WHAT YOU WILL DO →
The exercise asks you to copy every line below in which "this" appears.

■ ■ ■ ■ ■ ■ ■

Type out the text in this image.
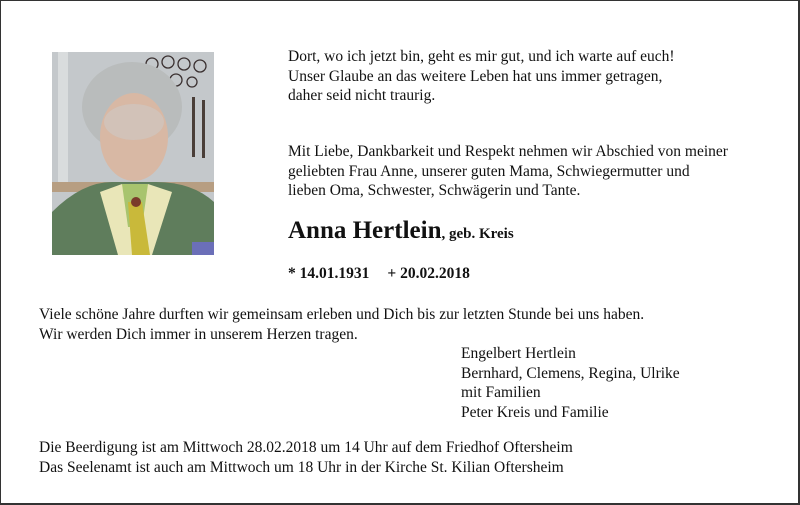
Dort, wo ich jetzt bin, geht es mir gut, und ich warte auf euch!
Unser Glaube an das weitere Leben hat uns immer getragen,
daher seid nicht traurig.
Mit Liebe, Dankbarkeit und Respekt nehmen wir Abschied von meiner
geliebten Frau Anne, unserer guten Mama, Schwiegermutter und
lieben Oma, Schwester, Schwägerin und Tante.
Anna Hertlein, geb. Kreis
* 14.01.1931 + 20.02.2018
Viele schöne Jahre durften wir gemeinsam erleben und Dich bis zur letzten Stunde bei uns haben.
Wir werden Dich immer in unserem Herzen tragen.
Engelbert Hertlein
Bernhard, Clemens, Regina, Ulrike
mit Familien
Peter Kreis und Familie
Die Beerdigung ist am Mittwoch 28.02.2018 um 14 Uhr auf dem Friedhof Oftersheim
Das Seelenamt ist auch am Mittwoch um 18 Uhr in der Kirche St. Kilian Oftersheim
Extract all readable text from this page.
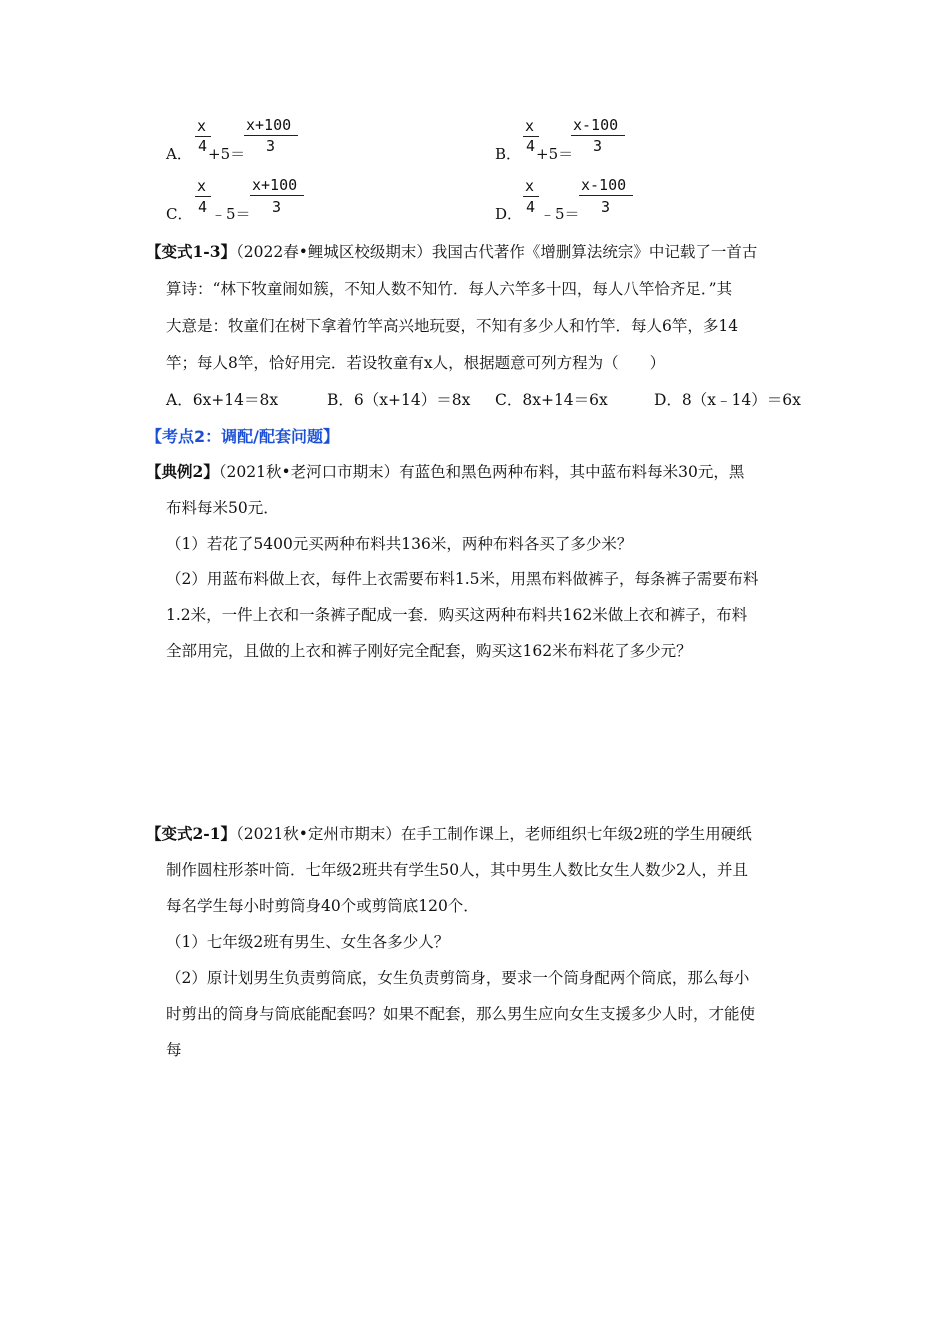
A．
x
4 +5＝
x+100
3	B．
x
4 +5＝
x-100
3
C．
x
4 ﹣5＝
x+100
3	D．
x
4 ﹣5＝
x-100
3
【变式1-3】（2022春•鲤城区校级期末）我国古代著作《增删算法统宗》中记载了一首古
算诗：“林下牧童闹如簇，不知人数不知竹．每人六竿多十四，每人八竿恰齐足．”其
大意是：牧童们在树下拿着竹竿高兴地玩耍，不知有多少人和竹竿．每人6竿，多14
竿；每人8竿，恰好用完．若设牧童有x人，根据题意可列方程为（　　）
A．6x+14＝8x	B．6（x+14）＝8x C．8x+14＝6x	D．8（x﹣14）＝6x
【考点2：调配/配套问题】
【典例2】（2021秋•老河口市期末）有蓝色和黑色两种布料，其中蓝布料每米30元，黑
布料每米50元．
（1）若花了5400元买两种布料共136米，两种布料各买了多少米？
（2）用蓝布料做上衣，每件上衣需要布料1.5米，用黑布料做裤子，每条裤子需要布料
1.2米，一件上衣和一条裤子配成一套．购买这两种布料共162米做上衣和裤子，布料
全部用完，且做的上衣和裤子刚好完全配套，购买这162米布料花了多少元？
【变式2-1】（2021秋•定州市期末）在手工制作课上，老师组织七年级2班的学生用硬纸
制作圆柱形茶叶筒．七年级2班共有学生50人，其中男生人数比女生人数少2人，并且
每名学生每小时剪筒身40个或剪筒底120个．
（1）七年级2班有男生、女生各多少人？
（2）原计划男生负责剪筒底，女生负责剪筒身，要求一个筒身配两个筒底，那么每小
时剪出的筒身与筒底能配套吗？如果不配套，那么男生应向女生支援多少人时，才能使
每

■ ■ ■ ■ ■ ■ ■

WRITTEN REPLY →
Type out the text in this image.
Extract all readable text from this page.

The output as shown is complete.